%%

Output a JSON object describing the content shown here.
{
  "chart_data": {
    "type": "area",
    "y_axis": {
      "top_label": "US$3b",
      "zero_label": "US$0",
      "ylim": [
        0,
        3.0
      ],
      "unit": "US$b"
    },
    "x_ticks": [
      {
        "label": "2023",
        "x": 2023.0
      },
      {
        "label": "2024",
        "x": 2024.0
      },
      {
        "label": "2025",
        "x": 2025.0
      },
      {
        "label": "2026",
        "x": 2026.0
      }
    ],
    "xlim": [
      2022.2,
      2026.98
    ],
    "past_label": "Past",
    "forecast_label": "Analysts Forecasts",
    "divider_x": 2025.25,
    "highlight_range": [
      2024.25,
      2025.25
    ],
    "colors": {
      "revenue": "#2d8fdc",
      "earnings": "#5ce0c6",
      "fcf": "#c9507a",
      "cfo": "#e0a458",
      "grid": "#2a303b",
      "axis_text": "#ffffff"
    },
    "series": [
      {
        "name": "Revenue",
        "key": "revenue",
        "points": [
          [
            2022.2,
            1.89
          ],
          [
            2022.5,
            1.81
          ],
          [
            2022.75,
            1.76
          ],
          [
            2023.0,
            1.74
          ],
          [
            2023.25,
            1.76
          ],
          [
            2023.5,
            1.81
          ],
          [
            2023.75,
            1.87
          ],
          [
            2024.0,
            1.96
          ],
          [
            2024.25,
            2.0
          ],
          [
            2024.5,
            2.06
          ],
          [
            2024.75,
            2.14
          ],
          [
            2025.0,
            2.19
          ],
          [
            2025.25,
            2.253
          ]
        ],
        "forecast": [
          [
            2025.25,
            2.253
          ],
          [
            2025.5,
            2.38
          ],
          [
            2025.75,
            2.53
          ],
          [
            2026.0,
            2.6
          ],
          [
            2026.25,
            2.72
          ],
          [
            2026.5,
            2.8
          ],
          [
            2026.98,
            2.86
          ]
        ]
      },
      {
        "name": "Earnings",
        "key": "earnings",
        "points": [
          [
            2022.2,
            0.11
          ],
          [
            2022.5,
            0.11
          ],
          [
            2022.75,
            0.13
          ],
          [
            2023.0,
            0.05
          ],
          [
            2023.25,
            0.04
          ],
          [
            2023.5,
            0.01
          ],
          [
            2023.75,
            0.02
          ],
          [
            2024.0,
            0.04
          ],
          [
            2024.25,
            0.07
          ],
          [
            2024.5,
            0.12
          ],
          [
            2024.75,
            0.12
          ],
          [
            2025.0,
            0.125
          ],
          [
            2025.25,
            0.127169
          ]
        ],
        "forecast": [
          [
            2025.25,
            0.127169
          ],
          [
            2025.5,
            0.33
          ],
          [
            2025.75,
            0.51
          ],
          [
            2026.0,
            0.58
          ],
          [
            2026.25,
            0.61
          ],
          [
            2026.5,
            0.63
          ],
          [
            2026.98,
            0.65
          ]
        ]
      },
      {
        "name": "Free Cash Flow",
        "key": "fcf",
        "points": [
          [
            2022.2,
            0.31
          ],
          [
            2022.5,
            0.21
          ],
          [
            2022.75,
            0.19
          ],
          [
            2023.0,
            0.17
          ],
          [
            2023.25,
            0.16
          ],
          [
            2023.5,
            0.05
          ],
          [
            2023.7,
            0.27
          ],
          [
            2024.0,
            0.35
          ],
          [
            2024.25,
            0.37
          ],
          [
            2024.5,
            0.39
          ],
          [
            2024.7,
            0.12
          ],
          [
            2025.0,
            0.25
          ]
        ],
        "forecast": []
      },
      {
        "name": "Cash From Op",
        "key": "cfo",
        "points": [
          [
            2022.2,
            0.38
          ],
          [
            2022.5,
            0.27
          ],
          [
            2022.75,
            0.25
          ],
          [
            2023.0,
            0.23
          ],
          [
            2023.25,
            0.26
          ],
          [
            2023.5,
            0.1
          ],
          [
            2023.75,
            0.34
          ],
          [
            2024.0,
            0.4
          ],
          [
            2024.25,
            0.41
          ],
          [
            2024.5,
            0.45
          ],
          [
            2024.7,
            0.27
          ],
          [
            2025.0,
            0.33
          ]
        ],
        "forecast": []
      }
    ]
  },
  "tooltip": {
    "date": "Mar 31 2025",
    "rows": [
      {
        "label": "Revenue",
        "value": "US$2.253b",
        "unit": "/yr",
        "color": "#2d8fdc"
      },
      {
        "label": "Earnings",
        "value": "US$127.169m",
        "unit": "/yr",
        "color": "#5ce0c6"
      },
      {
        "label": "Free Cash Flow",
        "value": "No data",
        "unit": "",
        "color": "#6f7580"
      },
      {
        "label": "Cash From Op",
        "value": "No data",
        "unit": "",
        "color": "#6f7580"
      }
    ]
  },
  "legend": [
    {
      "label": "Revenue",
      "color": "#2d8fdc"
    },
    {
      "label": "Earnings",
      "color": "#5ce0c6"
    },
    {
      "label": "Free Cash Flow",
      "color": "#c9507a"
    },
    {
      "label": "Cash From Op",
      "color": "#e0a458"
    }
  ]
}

%%

» EXERCISE AIM
Return the entries above exactly as they appear.

» TASK RESPONSE
Output a JSON object describing the content shown here.
{
  "chart_data": {
    "type": "area",
    "y_axis": {
      "top_label": "US$3b",
      "zero_label": "US$0",
      "ylim": [
        0,
        3.0
      ],
      "unit": "US$b"
    },
    "x_ticks": [
      {
        "label": "2023",
        "x": 2023.0
      },
      {
        "label": "2024",
        "x": 2024.0
      },
      {
        "label": "2025",
        "x": 2025.0
      },
      {
        "label": "2026",
        "x": 2026.0
      }
    ],
    "xlim": [
      2022.2,
      2026.98
    ],
    "past_label": "Past",
    "forecast_label": "Analysts Forecasts",
    "divider_x": 2025.25,
    "highlight_range": [
      2024.25,
      2025.25
    ],
    "colors": {
      "revenue": "#2d8fdc",
      "earnings": "#5ce0c6",
      "fcf": "#c9507a",
      "cfo": "#e0a458",
      "grid": "#2a303b",
      "axis_text": "#ffffff"
    },
    "series": [
      {
        "name": "Revenue",
        "key": "revenue",
        "points": [
          [
            2022.2,
            1.89
          ],
          [
            2022.5,
            1.81
          ],
          [
            2022.75,
            1.76
          ],
          [
            2023.0,
            1.74
          ],
          [
            2023.25,
            1.76
          ],
          [
            2023.5,
            1.81
          ],
          [
            2023.75,
            1.87
          ],
          [
            2024.0,
            1.96
          ],
          [
            2024.25,
            2.0
          ],
          [
            2024.5,
            2.06
          ],
          [
            2024.75,
            2.14
          ],
          [
            2025.0,
            2.19
          ],
          [
            2025.25,
            2.253
          ]
        ],
        "forecast": [
          [
            2025.25,
            2.253
          ],
          [
            2025.5,
            2.38
          ],
          [
            2025.75,
            2.53
          ],
          [
            2026.0,
            2.6
          ],
          [
            2026.25,
            2.72
          ],
          [
            2026.5,
            2.8
          ],
          [
            2026.98,
            2.86
          ]
        ]
      },
      {
        "name": "Earnings",
        "key": "earnings",
        "points": [
          [
            2022.2,
            0.11
          ],
          [
            2022.5,
            0.11
          ],
          [
            2022.75,
            0.13
          ],
          [
            2023.0,
            0.05
          ],
          [
            2023.25,
            0.04
          ],
          [
            2023.5,
            0.01
          ],
          [
            2023.75,
            0.02
          ],
          [
            2024.0,
            0.04
          ],
          [
            2024.25,
            0.07
          ],
          [
            2024.5,
            0.12
          ],
          [
            2024.75,
            0.12
          ],
          [
            2025.0,
            0.125
          ],
          [
            2025.25,
            0.127169
          ]
        ],
        "forecast": [
          [
            2025.25,
            0.127169
          ],
          [
            2025.5,
            0.33
          ],
          [
            2025.75,
            0.51
          ],
          [
            2026.0,
            0.58
          ],
          [
            2026.25,
            0.61
          ],
          [
            2026.5,
            0.63
          ],
          [
            2026.98,
            0.65
          ]
        ]
      },
      {
        "name": "Free Cash Flow",
        "key": "fcf",
        "points": [
          [
            2022.2,
            0.31
          ],
          [
            2022.5,
            0.21
          ],
          [
            2022.75,
            0.19
          ],
          [
            2023.0,
            0.17
          ],
          [
            2023.25,
            0.16
          ],
          [
            2023.5,
            0.05
          ],
          [
            2023.7,
            0.27
          ],
          [
            2024.0,
            0.35
          ],
          [
            2024.25,
            0.37
          ],
          [
            2024.5,
            0.39
          ],
          [
            2024.7,
            0.12
          ],
          [
            2025.0,
            0.25
          ]
        ],
        "forecast": []
      },
      {
        "name": "Cash From Op",
        "key": "cfo",
        "points": [
          [
            2022.2,
            0.38
          ],
          [
            2022.5,
            0.27
          ],
          [
            2022.75,
            0.25
          ],
          [
            2023.0,
            0.23
          ],
          [
            2023.25,
            0.26
          ],
          [
            2023.5,
            0.1
          ],
          [
            2023.75,
            0.34
          ],
          [
            2024.0,
            0.4
          ],
          [
            2024.25,
            0.41
          ],
          [
            2024.5,
            0.45
          ],
          [
            2024.7,
            0.27
          ],
          [
            2025.0,
            0.33
          ]
        ],
        "forecast": []
      }
    ]
  },
  "tooltip": {
    "date": "Mar 31 2025",
    "rows": [
      {
        "label": "Revenue",
        "value": "US$2.253b",
        "unit": "/yr",
        "color": "#2d8fdc"
      },
      {
        "label": "Earnings",
        "value": "US$127.169m",
        "unit": "/yr",
        "color": "#5ce0c6"
      },
      {
        "label": "Free Cash Flow",
        "value": "No data",
        "unit": "",
        "color": "#6f7580"
      },
      {
        "label": "Cash From Op",
        "value": "No data",
        "unit": "",
        "color": "#6f7580"
      }
    ]
  },
  "legend": [
    {
      "label": "Revenue",
      "color": "#2d8fdc"
    },
    {
      "label": "Earnings",
      "color": "#5ce0c6"
    },
    {
      "label": "Free Cash Flow",
      "color": "#c9507a"
    },
    {
      "label": "Cash From Op",
      "color": "#e0a458"
    }
  ]
}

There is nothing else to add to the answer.